--- Begin ---

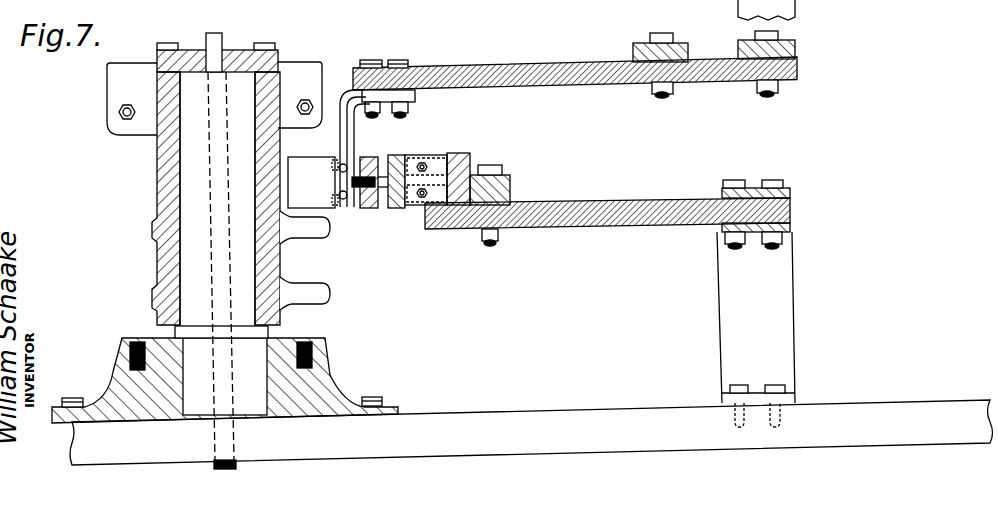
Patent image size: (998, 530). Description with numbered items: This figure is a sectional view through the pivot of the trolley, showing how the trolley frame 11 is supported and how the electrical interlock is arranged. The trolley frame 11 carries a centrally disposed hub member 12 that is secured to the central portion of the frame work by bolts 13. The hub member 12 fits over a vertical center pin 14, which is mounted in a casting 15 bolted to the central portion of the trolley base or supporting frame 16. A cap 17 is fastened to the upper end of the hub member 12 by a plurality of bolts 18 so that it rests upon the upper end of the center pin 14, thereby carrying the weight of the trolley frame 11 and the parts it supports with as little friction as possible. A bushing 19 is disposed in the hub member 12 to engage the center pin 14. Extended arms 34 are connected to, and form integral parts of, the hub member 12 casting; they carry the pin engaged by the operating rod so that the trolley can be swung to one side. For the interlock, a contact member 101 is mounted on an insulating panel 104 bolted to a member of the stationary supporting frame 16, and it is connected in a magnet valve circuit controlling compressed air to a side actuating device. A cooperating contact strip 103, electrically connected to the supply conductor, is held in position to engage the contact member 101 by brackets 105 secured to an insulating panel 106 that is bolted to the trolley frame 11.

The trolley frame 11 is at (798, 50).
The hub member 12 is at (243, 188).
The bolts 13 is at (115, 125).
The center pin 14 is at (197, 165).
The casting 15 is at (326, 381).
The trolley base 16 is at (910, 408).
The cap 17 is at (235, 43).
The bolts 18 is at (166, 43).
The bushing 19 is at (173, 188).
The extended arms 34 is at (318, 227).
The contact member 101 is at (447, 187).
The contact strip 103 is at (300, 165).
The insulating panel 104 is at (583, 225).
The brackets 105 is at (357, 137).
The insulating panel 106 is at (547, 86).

--- End ---
--- Begin ---

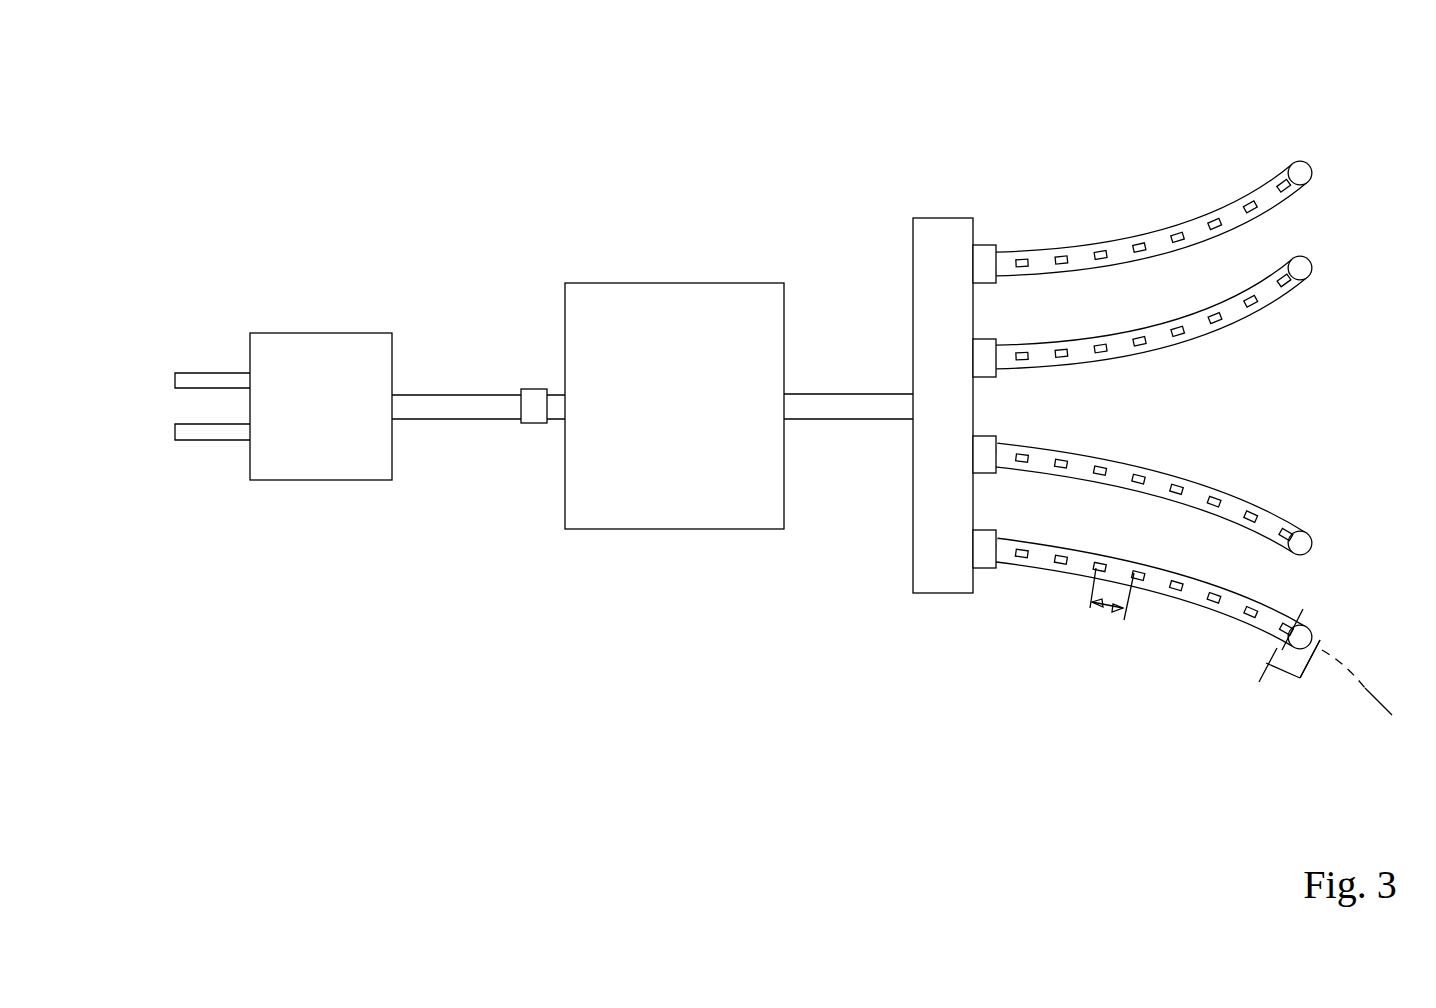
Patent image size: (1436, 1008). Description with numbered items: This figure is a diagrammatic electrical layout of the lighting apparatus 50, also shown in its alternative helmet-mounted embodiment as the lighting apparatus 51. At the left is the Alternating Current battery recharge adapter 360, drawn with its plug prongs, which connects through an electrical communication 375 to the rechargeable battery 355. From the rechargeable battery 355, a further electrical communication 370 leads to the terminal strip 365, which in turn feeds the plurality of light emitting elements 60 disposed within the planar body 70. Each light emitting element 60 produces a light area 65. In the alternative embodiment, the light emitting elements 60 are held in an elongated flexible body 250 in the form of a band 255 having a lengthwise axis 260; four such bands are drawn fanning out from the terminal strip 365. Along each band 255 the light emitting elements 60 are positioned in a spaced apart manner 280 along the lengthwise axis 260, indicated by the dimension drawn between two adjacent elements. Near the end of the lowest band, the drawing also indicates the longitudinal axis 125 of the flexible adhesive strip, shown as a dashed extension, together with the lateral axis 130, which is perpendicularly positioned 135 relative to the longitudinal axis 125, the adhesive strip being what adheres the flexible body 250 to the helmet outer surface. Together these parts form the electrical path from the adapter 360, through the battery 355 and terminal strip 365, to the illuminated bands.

--- End ---
--- Begin ---

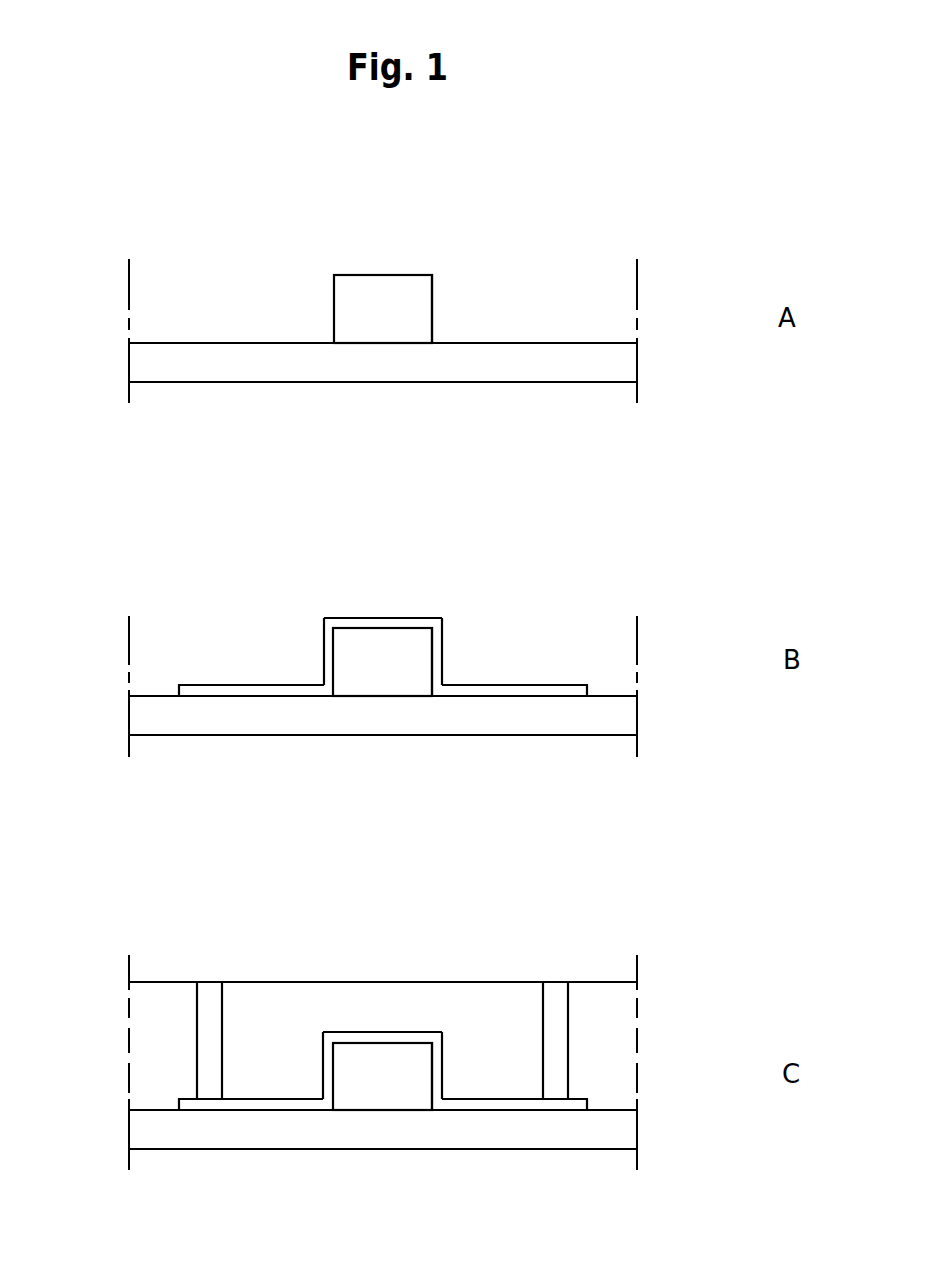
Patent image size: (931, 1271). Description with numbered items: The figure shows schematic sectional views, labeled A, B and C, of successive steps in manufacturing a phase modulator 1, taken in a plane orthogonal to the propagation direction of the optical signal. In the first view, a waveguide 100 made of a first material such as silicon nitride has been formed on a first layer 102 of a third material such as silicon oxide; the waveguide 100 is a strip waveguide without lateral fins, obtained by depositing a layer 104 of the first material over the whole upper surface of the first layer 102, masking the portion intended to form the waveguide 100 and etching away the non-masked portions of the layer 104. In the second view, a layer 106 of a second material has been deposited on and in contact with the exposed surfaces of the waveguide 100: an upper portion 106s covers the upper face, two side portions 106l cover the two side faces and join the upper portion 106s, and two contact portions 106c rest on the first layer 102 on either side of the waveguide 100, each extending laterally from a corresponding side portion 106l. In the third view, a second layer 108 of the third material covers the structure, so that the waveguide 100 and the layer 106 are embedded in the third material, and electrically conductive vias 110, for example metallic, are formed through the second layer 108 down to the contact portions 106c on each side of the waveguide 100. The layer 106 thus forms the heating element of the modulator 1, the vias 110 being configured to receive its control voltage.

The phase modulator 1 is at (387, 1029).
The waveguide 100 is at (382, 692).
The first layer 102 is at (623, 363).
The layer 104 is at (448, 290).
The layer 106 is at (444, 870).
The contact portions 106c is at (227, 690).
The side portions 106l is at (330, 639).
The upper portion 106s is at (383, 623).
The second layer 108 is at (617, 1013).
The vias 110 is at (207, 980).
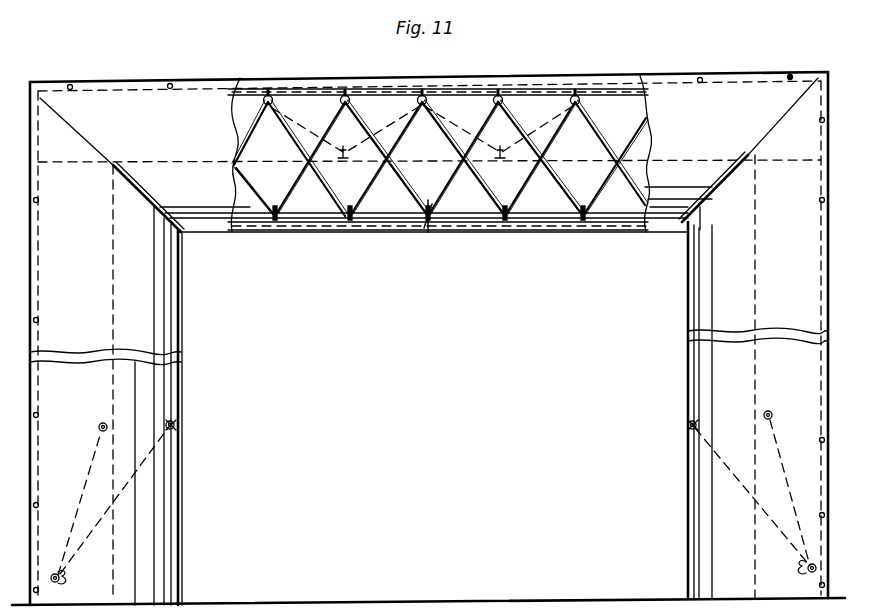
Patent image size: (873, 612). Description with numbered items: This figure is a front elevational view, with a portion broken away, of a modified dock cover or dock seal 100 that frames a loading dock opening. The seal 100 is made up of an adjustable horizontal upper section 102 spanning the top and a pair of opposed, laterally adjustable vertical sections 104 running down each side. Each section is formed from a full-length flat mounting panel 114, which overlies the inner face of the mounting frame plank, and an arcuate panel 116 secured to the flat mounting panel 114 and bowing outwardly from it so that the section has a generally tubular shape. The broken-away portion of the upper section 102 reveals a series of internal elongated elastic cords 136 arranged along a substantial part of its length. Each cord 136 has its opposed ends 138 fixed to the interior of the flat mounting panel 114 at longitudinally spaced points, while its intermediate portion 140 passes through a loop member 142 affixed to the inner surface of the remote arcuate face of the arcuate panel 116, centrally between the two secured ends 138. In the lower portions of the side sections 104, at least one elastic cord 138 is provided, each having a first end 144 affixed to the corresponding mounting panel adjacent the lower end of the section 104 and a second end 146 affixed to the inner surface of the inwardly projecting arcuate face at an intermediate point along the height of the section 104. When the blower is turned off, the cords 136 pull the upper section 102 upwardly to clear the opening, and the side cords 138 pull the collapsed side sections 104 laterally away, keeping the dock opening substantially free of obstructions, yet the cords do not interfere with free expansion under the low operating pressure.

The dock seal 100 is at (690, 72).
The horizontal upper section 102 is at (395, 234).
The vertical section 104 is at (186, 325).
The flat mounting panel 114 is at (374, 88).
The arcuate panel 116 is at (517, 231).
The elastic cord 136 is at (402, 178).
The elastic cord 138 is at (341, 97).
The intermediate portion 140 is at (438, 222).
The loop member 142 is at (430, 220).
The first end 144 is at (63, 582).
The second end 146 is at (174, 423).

--- End ---

What this task involves:
Can you write out, word for word, the lines starting with the one that contains "Patent image size: (998, 530)." and going on through the one that contains "The contact member 101 is at (447, 187)."?

Answer below:
Patent image size: (998, 530). Description with numbered items: This figure is a sectional view through the pivot of the trolley, showing how the trolley frame 11 is supported and how the electrical interlock is arranged. The trolley frame 11 carries a centrally disposed hub member 12 that is secured to the central portion of the frame work by bolts 13. The hub member 12 fits over a vertical center pin 14, which is mounted in a casting 15 bolted to the central portion of the trolley base or supporting frame 16. A cap 17 is fastened to the upper end of the hub member 12 by a plurality of bolts 18 so that it rests upon the upper end of the center pin 14, thereby carrying the weight of the trolley frame 11 and the parts it supports with as little friction as possible. A bushing 19 is disposed in the hub member 12 to engage the center pin 14. Extended arms 34 are connected to, and form integral parts of, the hub member 12 casting; they carry the pin engaged by the operating rod so that the trolley can be swung to one side. For the interlock, a contact member 101 is mounted on an insulating panel 104 bolted to a member of the stationary supporting frame 16, and it is connected in a magnet valve circuit controlling compressed air to a side actuating device. A cooperating contact strip 103, electrically connected to the supply conductor, is held in position to engage the contact member 101 by brackets 105 secured to an insulating panel 106 that is bolted to the trolley frame 11.

The trolley frame 11 is at (798, 50).
The hub member 12 is at (243, 188).
The bolts 13 is at (115, 125).
The center pin 14 is at (197, 165).
The casting 15 is at (326, 381).
The trolley base 16 is at (910, 408).
The cap 17 is at (235, 43).
The bolts 18 is at (166, 43).
The bushing 19 is at (173, 188).
The extended arms 34 is at (318, 227).
The contact member 101 is at (447, 187).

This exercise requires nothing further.